▶
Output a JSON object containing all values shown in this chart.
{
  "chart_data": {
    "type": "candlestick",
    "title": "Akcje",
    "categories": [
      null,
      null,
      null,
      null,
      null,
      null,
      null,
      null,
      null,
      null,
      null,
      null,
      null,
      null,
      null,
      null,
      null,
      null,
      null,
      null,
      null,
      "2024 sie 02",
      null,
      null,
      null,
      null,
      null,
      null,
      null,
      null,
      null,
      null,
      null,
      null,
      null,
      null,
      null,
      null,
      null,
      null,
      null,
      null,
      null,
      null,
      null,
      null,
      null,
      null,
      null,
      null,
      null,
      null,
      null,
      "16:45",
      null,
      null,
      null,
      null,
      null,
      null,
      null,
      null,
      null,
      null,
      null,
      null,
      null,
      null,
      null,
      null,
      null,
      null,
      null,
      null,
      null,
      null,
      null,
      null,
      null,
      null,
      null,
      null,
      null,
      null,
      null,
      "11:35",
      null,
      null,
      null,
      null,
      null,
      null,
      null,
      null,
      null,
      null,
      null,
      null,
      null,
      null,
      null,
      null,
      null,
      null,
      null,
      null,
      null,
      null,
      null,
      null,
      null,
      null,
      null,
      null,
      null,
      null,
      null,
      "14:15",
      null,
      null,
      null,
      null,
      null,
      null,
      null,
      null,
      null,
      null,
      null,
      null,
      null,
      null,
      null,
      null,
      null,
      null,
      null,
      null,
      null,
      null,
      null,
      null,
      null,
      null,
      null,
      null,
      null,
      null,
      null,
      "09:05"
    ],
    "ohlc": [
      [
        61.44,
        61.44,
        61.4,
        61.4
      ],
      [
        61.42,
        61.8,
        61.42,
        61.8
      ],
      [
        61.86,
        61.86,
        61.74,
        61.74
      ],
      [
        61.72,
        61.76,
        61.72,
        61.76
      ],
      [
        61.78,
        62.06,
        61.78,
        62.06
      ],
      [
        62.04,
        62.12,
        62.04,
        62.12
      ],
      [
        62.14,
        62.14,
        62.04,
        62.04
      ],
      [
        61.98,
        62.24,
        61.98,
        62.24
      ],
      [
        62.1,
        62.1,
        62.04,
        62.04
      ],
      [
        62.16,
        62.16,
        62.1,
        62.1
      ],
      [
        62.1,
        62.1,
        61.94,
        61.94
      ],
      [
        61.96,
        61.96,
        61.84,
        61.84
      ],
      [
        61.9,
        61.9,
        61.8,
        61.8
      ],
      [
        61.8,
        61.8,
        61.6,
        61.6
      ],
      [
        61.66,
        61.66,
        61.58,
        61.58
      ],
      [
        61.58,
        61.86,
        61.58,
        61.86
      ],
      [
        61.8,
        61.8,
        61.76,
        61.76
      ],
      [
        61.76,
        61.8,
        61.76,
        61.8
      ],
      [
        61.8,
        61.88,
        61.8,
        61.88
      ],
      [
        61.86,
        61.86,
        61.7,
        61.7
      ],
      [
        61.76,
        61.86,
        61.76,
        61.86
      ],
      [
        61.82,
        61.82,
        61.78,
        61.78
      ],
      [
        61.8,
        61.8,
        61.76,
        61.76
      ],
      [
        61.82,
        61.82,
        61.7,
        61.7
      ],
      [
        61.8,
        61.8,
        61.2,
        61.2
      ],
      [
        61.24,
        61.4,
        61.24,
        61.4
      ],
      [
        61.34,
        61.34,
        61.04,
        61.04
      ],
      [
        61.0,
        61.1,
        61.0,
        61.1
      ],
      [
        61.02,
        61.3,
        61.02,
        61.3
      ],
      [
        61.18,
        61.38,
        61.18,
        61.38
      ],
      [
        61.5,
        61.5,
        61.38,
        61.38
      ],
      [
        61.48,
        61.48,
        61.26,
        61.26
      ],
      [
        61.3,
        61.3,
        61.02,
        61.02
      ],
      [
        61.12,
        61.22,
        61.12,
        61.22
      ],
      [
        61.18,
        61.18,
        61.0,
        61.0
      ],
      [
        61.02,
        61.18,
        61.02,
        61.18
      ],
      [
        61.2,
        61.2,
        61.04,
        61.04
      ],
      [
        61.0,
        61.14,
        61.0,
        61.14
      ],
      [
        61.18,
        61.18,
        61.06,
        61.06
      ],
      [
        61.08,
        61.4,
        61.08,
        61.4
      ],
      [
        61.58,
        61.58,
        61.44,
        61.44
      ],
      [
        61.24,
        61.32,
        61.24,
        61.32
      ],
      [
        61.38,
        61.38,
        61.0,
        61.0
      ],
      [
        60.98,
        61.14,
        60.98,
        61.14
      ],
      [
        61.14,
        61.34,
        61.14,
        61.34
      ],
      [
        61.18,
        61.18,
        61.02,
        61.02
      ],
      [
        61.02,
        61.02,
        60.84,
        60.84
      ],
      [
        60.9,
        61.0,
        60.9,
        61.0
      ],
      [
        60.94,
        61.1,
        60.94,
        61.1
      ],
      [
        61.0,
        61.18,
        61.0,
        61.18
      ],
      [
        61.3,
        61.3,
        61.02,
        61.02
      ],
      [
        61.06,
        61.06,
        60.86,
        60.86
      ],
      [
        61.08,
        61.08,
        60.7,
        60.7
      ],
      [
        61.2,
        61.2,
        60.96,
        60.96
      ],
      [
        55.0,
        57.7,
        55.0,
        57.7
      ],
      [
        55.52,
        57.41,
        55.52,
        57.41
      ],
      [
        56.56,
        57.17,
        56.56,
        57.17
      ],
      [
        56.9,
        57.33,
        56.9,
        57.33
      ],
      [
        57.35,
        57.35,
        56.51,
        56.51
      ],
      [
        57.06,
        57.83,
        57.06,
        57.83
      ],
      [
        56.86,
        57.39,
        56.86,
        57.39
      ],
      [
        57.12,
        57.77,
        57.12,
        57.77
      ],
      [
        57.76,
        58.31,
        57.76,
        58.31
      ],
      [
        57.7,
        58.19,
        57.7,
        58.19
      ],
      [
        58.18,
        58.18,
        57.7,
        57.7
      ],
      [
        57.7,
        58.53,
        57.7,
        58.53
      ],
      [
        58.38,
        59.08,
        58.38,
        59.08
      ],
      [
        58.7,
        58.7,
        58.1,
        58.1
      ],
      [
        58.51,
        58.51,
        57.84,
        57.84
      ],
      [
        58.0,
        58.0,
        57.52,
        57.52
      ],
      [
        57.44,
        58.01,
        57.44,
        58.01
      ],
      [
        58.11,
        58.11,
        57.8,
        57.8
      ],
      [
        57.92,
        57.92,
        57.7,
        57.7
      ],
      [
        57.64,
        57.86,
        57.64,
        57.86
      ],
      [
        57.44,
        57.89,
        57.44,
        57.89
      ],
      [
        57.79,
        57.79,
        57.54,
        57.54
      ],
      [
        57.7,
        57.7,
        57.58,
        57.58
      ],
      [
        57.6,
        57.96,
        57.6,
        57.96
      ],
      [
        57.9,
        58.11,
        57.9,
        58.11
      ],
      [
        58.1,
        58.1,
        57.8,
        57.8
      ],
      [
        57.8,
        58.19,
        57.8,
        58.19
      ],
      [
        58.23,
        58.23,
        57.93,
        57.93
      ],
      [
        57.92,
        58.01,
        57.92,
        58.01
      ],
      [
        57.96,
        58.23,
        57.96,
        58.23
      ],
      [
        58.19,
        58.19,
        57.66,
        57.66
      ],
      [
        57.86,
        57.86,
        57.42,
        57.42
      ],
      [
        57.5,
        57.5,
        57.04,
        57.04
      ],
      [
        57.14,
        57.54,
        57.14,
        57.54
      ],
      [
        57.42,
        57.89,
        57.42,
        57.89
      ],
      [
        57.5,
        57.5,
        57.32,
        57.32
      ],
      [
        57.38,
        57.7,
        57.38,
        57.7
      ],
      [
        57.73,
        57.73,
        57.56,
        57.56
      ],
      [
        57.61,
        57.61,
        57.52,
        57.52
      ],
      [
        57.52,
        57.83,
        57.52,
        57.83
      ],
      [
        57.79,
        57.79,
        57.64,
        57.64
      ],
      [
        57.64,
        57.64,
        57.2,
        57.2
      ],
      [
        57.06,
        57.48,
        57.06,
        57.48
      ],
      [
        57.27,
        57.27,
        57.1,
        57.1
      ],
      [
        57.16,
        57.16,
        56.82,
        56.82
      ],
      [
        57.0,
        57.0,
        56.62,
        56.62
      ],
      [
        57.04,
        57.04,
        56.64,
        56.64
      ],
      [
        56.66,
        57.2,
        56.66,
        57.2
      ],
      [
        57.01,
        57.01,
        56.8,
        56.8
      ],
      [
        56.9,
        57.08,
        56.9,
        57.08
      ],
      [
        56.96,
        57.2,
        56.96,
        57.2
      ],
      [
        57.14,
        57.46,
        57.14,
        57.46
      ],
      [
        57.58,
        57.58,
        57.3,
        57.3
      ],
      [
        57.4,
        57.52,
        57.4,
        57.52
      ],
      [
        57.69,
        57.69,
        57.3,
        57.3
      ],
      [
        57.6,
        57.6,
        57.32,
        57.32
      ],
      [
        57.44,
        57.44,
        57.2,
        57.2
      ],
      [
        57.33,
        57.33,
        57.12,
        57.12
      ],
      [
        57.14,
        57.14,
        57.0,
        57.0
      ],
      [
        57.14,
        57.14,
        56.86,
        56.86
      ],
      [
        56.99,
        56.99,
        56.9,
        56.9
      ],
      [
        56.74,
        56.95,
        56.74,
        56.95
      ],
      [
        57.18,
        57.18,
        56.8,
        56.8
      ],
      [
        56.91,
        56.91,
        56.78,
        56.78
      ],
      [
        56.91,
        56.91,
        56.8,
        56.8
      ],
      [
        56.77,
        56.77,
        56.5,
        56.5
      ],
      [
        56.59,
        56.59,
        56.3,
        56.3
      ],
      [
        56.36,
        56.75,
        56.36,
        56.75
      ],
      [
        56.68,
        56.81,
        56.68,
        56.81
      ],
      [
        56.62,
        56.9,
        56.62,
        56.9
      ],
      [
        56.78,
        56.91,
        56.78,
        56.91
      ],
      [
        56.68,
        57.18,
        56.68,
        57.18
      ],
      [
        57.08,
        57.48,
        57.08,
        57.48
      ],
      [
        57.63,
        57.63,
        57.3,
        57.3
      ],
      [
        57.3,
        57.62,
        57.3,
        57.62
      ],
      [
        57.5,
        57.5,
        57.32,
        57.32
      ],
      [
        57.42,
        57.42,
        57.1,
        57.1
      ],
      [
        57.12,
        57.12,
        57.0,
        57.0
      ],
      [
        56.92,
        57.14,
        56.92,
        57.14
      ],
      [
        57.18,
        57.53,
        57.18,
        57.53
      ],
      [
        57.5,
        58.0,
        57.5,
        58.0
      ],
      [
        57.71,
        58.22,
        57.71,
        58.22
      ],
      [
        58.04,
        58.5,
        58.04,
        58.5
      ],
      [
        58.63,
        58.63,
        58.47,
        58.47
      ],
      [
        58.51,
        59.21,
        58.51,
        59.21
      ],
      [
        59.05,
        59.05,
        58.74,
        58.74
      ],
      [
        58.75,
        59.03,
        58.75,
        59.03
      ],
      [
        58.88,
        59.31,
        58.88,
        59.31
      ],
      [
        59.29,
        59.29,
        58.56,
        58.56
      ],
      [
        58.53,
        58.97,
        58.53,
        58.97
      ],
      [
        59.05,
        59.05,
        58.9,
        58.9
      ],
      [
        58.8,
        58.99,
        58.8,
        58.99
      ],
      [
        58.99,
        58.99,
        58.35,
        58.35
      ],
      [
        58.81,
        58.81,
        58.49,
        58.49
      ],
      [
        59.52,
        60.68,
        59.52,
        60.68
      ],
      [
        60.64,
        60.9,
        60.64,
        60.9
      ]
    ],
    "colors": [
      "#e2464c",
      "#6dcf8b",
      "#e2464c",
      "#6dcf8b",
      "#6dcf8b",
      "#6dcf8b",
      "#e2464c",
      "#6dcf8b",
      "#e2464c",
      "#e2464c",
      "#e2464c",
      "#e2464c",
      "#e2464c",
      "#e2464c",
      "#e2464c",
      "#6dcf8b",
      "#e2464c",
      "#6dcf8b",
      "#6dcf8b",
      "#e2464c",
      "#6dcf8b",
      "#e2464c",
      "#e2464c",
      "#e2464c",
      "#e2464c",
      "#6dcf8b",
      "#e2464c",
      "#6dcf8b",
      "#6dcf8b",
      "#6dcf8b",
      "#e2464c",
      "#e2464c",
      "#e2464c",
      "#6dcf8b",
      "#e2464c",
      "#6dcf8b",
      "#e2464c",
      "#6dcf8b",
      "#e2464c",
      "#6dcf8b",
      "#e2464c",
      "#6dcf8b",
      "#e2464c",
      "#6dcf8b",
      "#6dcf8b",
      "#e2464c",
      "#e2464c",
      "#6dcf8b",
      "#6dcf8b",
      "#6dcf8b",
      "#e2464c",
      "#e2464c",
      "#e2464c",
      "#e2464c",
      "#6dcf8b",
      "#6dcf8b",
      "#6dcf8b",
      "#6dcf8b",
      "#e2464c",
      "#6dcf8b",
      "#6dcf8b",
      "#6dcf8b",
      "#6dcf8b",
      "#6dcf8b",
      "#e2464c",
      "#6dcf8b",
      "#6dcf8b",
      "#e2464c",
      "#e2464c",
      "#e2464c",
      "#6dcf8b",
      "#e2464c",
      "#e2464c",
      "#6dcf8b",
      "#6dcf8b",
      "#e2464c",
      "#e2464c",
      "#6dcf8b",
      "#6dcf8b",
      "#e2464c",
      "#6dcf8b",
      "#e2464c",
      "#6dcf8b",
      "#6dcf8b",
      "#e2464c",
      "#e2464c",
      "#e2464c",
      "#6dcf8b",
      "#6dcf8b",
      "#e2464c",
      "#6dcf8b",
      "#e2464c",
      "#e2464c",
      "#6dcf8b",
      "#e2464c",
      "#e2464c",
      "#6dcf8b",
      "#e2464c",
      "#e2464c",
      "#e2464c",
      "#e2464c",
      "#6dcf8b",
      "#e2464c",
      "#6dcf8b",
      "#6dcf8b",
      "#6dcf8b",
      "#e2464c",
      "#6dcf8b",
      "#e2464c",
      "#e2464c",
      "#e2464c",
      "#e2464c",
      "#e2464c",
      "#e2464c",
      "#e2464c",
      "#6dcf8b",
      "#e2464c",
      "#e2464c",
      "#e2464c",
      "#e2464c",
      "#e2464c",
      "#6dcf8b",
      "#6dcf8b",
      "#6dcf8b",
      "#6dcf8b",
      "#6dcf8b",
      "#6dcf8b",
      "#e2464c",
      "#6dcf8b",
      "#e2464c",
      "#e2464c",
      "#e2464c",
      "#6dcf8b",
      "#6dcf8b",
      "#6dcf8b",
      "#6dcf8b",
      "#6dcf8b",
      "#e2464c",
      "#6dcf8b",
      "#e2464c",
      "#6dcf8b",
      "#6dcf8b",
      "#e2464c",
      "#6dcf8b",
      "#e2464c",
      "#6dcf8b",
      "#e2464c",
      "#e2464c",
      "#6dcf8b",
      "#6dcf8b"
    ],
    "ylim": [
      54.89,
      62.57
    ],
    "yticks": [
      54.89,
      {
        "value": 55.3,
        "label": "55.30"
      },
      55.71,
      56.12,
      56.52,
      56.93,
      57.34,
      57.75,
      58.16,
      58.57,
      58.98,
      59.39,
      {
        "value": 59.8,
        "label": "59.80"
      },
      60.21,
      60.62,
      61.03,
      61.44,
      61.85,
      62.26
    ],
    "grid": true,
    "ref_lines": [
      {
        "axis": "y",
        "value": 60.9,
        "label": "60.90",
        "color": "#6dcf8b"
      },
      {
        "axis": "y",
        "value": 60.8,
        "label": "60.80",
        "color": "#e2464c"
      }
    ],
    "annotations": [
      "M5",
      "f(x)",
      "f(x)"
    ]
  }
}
◀
Brief:
Scan the listing above for the word "label" and copy every line that holds it.

Answer to this exercise:
        "label": "55.30"
        "label": "59.80"
        "label": "60.90",
        "label": "60.80",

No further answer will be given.